Storing ingest time and calculating ingest lag in Elasticsearch

Now posted on the Elastic blog

June 16, 2020 update: This article has been published on Elastic’s website as: https://www.elastic.co/blog/calculating-ingest-lag-and-storing-ingest-time-in-elasticsearch-to-improve-observability.

Introduction

When viewing and analysing data with Elasticsearch, it is not uncommon to see visualisations and monitoring and alerting solutions that make use of timestamps that have been generated on remote/monitored systems. However, relying on remote-generated timestamps may be risky.

If there is a delay between the occurrence of a remote event and the event arriving to Elasticsearch, or if a malicious user changes the time on a remote system, then important events could fly under the radar. Therefore, when ingesting documents into Elasticsearch it is often helpful to store the ingest time of each document, as well as to monitor how long it takes for each event to arrive to the Elasticsearch cluster. A larger than normal lag may indicate that there is a problem with the ingest process or a problem with the time setting on a remote system.

In this blog I will show how to use an ingest node with the Set Processor to add an ingest timestamp to documents when they arrive at an Elasticsearch cluster. This timestamp can be used in visualisations, monitoring, and alerting.

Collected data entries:

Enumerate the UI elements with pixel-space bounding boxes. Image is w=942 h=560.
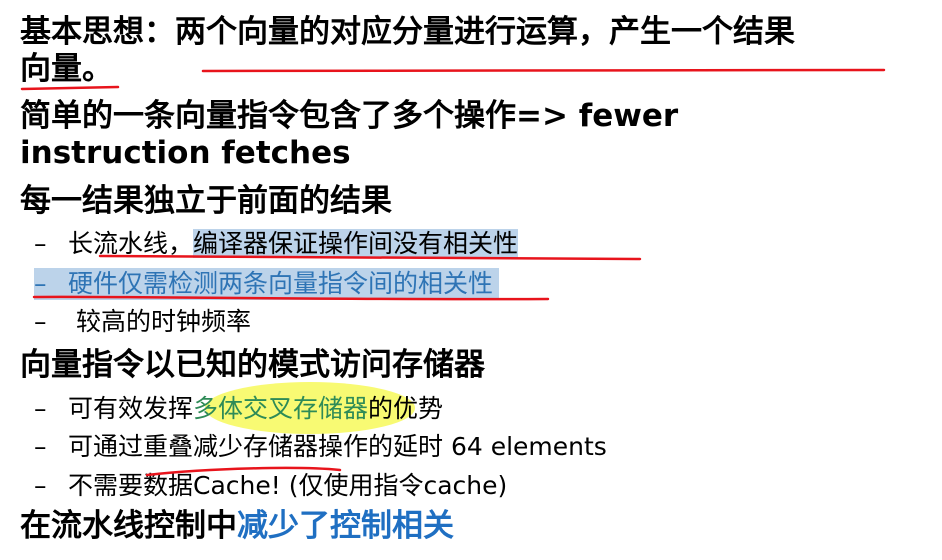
- sub-bullet-no-data-cache-text: 不需要数据Cache! (仅使用指令cache): [68, 471, 508, 500]
- sub-bullet-compiler-guarantee: 编译器保证操作间没有相关性: [193, 229, 519, 258]
- bullet-single-instruction-line2: instruction fetches: [20, 135, 351, 171]
- dash-marker: –: [34, 432, 47, 461]
- bullet-pipeline-control-b: 减少了控制相关: [237, 508, 454, 544]
- bullet-pipeline-control: 在流水线控制中减少了控制相关: [20, 508, 454, 544]
- sub-bullet-overlap-latency-text: 可通过重叠减少存储器操作的延时 64 elements: [68, 432, 607, 461]
- sub-bullet-hardware-check-text: 硬件仅需检测两条向量指令间的相关性: [68, 269, 494, 298]
- sub-bullet-interleaved-memory: – 可有效发挥多体交叉存储器的优势: [34, 393, 443, 425]
- sub-bullet-long-pipeline: – 长流水线，编译器保证操作间没有相关性: [34, 228, 519, 260]
- bullet-single-instruction-line1: 简单的一条向量指令包含了多个操作=> fewer: [20, 98, 679, 134]
- dash-marker: –: [34, 394, 47, 423]
- sub-bullet-interleaved-highlight: 多体交叉存储器: [193, 394, 369, 423]
- red-underline-vector: [20, 85, 120, 91]
- sub-bullet-clock-rate-text: 较高的时钟频率: [68, 307, 251, 336]
- sub-bullet-overlap-latency: – 可通过重叠减少存储器操作的延时 64 elements: [34, 431, 607, 463]
- sub-bullet-hardware-check: – 硬件仅需检测两条向量指令间的相关性: [34, 268, 500, 300]
- dash-marker: –: [34, 307, 47, 336]
- dash-marker: –: [34, 229, 47, 258]
- sub-bullet-interleaved-c: 的优势: [368, 394, 444, 423]
- bullet-basic-idea-line1: 基本思想：两个向量的对应分量进行运算，产生一个结果: [20, 14, 795, 50]
- sub-bullet-interleaved-a: 可有效发挥: [68, 394, 194, 423]
- sub-bullet-no-data-cache: – 不需要数据Cache! (仅使用指令cache): [34, 470, 507, 502]
- dash-marker: –: [34, 269, 47, 298]
- sub-bullet-clock-rate: – 较高的时钟频率: [34, 306, 251, 338]
- bullet-independent-results: 每一结果独立于前面的结果: [20, 183, 392, 219]
- dash-marker: –: [34, 471, 47, 500]
- bullet-memory-access-pattern: 向量指令以已知的模式访问存储器: [20, 347, 485, 383]
- red-underline-result: [201, 68, 886, 73]
- sub-bullet-long-pipeline-text: 长流水线，: [68, 229, 194, 258]
- bullet-pipeline-control-a: 在流水线控制中: [20, 508, 237, 544]
- bullet-basic-idea-line2: 向量。: [20, 51, 113, 87]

_WHAT YOU NEED TO DO_:
(a) Reproduce, without alteration, the rows from the one containing "- sub-bullet-no-data-cache-text: 不需要数据Cache!" down to the one containing "- bullet-pipeline-control-b: 减少了控制相关: [237, 508, 454, 544]", including both of those rows.
(b) Carry on the article about storing ingest time in Elasticsearch from its final sentence.
The article and the rows are unrelated material.

_ANSWERS PER TASK_:
(a)
- sub-bullet-no-data-cache-text: 不需要数据Cache! (仅使用指令cache): [68, 471, 508, 500]
- sub-bullet-compiler-guarantee: 编译器保证操作间没有相关性: [193, 229, 519, 258]
- bullet-single-instruction-line2: instruction fetches: [20, 135, 351, 171]
- dash-marker: –: [34, 432, 47, 461]
- bullet-pipeline-control-b: 减少了控制相关: [237, 508, 454, 544]

(b)
Additionally, I will show how to use the Script Processor to calculate the ingest lag. This lag is the difference between the timestamp of when an event has occurred on a remote/monitored system versus the time that the corresponding document arrives at an Elasticsearch cluster. This can be used for ensuring that the ingest process is not causing excessive delay, and for verifying that remote timestamps are set correctly.

Adding an ingest timestamp and calculating ingest lag

Below I give an example of an ingest pipeline that adds an ingest timestamp called “ingest_time”. It also calculates the lag between the remote event timestamp and the time that the event arrives at Elasticsearch and stores this in a field called “lag_in_seconds”.

The “ingest_time” field serves two purposes: (1) it can and likely should be used as the time field in Kibana visualisations and for monitoring and alerting as discussed later in this blog, and (2) it is used in the lag calculation.

Note that we assume that each document arrives to the Elasticsearch cluster with a field called “event_timestamp” that corresponds to when each event occurred on the remote/monitored system. The name of your event timestamp field will likely be different for your data and should be modified accordingly.

We write our pipeline to Elasticsearch as follows:

PUT _ingest/pipeline/calculate_lag
{
  "description": "Add an ingest timestamp and calculate ingest lag",
  "processors": [
    {
      "set": {
        "field": "_source.ingest_time",
        "value": "{{_ingest.timestamp}}"
      }
    },
    {
      "script": {
        "lang": "painless",
        "source": """
            if(ctx.containsKey("ingest_time") && ctx.containsKey("event_timestamp")) {
              ctx['lag_in_seconds'] = ChronoUnit.MILLIS.between(ZonedDateTime.parse(ctx['event_timestamp']), ZonedDateTime.parse(ctx['ingest_time']))/1000;
            }
        """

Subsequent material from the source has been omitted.